- What you are asked to do
Where the data below has the string "right", return the whole line.

- Source records
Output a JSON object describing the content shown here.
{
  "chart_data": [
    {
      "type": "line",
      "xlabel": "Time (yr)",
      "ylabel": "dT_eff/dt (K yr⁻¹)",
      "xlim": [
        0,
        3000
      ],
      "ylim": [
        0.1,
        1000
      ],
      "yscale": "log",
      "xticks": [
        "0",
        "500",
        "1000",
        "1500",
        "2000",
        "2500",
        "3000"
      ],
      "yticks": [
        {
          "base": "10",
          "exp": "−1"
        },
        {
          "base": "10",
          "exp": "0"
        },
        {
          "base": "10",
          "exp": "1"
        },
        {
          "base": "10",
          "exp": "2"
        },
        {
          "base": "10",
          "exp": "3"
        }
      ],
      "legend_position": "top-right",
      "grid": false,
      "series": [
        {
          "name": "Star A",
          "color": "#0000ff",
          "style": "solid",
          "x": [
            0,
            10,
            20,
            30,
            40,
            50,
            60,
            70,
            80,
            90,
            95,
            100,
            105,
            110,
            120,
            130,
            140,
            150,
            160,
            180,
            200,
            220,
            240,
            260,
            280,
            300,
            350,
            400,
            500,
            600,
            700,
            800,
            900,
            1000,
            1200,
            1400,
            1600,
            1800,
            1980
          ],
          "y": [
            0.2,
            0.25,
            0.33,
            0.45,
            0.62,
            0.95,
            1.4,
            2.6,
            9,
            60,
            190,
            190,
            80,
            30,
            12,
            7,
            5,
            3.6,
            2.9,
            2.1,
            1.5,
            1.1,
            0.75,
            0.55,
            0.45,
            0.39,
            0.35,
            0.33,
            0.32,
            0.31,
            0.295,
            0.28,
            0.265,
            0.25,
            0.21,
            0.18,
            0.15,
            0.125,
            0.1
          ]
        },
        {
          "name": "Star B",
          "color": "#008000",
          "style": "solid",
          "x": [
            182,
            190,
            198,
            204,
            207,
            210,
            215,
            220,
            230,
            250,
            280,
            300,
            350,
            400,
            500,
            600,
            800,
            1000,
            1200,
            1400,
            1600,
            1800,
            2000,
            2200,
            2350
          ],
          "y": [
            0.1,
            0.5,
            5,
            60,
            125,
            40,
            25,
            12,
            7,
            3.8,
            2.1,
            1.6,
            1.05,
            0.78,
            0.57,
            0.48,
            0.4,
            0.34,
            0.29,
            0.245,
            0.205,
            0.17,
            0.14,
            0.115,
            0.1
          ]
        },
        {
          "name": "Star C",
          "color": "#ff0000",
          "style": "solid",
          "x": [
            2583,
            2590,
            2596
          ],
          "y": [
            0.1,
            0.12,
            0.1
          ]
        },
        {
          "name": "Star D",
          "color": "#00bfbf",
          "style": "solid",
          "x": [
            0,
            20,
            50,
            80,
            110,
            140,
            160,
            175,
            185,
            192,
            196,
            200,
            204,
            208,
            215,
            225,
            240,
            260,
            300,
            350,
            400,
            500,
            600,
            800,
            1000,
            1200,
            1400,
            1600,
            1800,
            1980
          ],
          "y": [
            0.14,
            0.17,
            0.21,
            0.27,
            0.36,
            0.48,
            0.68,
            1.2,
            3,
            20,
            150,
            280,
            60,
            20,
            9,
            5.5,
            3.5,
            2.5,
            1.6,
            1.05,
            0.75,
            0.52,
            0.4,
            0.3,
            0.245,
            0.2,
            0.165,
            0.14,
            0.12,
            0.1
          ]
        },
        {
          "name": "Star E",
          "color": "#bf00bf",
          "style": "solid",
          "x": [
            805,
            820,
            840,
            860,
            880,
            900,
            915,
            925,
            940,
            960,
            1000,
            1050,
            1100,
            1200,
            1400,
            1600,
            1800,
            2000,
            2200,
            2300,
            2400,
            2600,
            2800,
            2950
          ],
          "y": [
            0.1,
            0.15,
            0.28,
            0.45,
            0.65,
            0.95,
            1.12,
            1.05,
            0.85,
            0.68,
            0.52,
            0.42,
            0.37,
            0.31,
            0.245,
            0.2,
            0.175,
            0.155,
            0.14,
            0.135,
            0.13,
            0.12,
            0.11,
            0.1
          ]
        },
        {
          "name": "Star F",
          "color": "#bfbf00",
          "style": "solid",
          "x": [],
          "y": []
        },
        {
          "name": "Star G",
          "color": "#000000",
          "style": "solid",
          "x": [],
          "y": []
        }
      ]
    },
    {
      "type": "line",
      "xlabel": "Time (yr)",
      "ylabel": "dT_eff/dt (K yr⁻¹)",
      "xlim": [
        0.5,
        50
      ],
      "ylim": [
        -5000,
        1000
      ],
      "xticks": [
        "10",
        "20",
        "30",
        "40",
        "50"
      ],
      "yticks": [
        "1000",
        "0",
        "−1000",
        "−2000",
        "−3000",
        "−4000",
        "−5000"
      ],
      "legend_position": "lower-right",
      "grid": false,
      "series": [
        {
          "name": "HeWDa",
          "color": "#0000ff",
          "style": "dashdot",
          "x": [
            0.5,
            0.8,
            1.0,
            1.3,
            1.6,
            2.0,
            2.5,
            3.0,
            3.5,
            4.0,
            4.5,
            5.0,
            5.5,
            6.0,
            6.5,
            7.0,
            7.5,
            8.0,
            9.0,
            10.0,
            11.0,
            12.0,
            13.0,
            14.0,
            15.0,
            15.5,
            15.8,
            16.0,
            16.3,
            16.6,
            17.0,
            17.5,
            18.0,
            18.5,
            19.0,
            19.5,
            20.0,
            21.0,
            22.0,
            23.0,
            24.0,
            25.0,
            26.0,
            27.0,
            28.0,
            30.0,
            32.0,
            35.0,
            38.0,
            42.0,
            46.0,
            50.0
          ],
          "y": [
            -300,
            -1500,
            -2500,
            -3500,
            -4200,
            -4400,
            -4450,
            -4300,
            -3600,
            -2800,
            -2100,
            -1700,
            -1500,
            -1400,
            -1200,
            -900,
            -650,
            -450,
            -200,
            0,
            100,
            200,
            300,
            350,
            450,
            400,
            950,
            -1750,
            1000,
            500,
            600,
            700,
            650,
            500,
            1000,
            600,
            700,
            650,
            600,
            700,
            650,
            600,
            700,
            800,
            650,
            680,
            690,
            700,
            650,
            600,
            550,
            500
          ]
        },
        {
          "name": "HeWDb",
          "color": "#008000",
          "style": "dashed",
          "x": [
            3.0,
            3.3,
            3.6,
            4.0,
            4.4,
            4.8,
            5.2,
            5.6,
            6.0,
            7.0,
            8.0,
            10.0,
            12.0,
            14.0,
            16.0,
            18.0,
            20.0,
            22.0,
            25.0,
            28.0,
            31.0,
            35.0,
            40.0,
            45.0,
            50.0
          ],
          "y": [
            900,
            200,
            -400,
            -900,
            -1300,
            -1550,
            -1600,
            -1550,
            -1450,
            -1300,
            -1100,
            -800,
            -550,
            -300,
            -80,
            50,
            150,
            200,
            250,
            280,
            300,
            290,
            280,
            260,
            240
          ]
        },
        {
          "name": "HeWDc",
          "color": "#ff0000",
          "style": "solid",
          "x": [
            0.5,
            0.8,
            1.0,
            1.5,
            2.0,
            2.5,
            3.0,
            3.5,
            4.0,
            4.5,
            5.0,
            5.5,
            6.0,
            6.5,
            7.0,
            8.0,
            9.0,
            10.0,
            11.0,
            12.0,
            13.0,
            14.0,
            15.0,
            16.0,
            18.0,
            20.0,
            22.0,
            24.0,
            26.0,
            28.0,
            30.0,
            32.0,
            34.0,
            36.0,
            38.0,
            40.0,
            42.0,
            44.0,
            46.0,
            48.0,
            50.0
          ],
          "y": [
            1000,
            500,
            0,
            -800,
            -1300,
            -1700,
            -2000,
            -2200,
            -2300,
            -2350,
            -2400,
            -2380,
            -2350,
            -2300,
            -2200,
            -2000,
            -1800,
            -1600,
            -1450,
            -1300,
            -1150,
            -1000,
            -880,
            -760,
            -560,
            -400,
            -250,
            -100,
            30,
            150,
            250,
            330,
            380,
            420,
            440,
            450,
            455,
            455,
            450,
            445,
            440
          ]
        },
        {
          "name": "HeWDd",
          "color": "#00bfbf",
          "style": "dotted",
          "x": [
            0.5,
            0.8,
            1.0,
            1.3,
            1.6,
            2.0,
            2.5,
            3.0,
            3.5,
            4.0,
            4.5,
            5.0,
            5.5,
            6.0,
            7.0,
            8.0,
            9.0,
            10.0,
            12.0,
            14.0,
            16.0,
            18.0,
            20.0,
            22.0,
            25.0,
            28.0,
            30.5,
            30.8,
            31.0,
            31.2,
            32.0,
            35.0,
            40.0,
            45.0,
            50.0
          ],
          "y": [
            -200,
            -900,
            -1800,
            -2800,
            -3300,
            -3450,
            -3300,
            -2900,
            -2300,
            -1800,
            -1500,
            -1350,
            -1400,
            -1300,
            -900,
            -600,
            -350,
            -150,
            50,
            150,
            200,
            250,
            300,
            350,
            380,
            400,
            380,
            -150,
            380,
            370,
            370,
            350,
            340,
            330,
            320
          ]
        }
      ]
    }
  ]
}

- Reply
      "legend_position": "top-right",
      "legend_position": "lower-right",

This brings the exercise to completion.